Task objective: Print the entries verbatim, leaving out the images they contain.

[Figure collection entries]
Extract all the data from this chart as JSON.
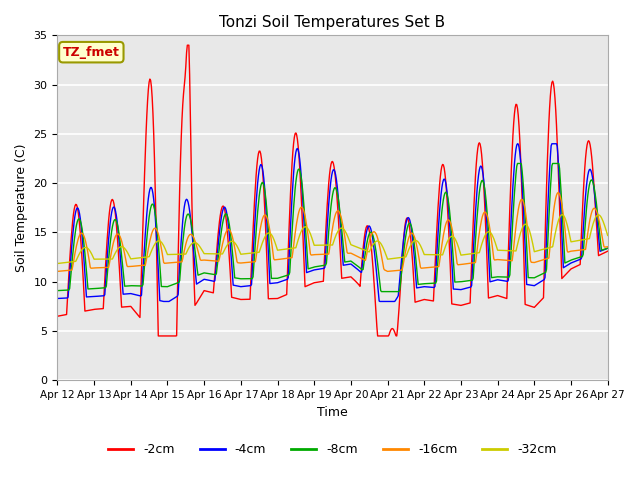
{
  "title": "Tonzi Soil Temperatures Set B",
  "xlabel": "Time",
  "ylabel": "Soil Temperature (C)",
  "ylim": [
    0,
    35
  ],
  "yticks": [
    0,
    5,
    10,
    15,
    20,
    25,
    30,
    35
  ],
  "x_labels": [
    "Apr 12",
    "Apr 13",
    "Apr 14",
    "Apr 15",
    "Apr 16",
    "Apr 17",
    "Apr 18",
    "Apr 19",
    "Apr 20",
    "Apr 21",
    "Apr 22",
    "Apr 23",
    "Apr 24",
    "Apr 25",
    "Apr 26",
    "Apr 27"
  ],
  "annotation_text": "TZ_fmet",
  "annotation_color": "#cc0000",
  "annotation_bg": "#ffffcc",
  "annotation_border": "#999900",
  "series_colors": [
    "#ff0000",
    "#0000ff",
    "#00aa00",
    "#ff8800",
    "#cccc00"
  ],
  "series_labels": [
    "-2cm",
    "-4cm",
    "-8cm",
    "-16cm",
    "-32cm"
  ],
  "plot_bg": "#e8e8e8",
  "grid_color": "#ffffff",
  "n_points": 721
}
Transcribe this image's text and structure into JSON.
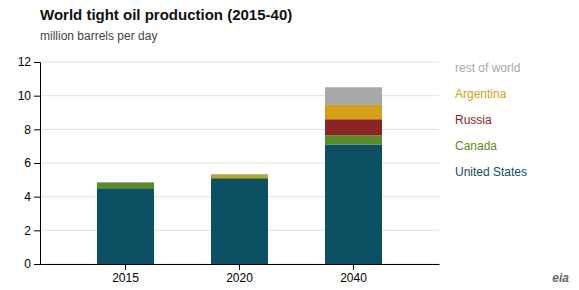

Correct output:
Extract all the data from this chart as JSON.
{
  "title": "Tonzi Soil Temperatures Set B",
  "xlabel": "Time",
  "ylabel": "Soil Temperature (C)",
  "ylim": [
    0,
    35
  ],
  "yticks": [
    0,
    5,
    10,
    15,
    20,
    25,
    30,
    35
  ],
  "x_labels": [
    "Apr 12",
    "Apr 13",
    "Apr 14",
    "Apr 15",
    "Apr 16",
    "Apr 17",
    "Apr 18",
    "Apr 19",
    "Apr 20",
    "Apr 21",
    "Apr 22",
    "Apr 23",
    "Apr 24",
    "Apr 25",
    "Apr 26",
    "Apr 27"
  ],
  "annotation_text": "TZ_fmet",
  "annotation_color": "#cc0000",
  "annotation_bg": "#ffffcc",
  "annotation_border": "#999900",
  "series_colors": [
    "#ff0000",
    "#0000ff",
    "#00aa00",
    "#ff8800",
    "#cccc00"
  ],
  "series_labels": [
    "-2cm",
    "-4cm",
    "-8cm",
    "-16cm",
    "-32cm"
  ],
  "plot_bg": "#e8e8e8",
  "grid_color": "#ffffff",
  "n_points": 721
}
Transcribe this image's text and structure into JSON.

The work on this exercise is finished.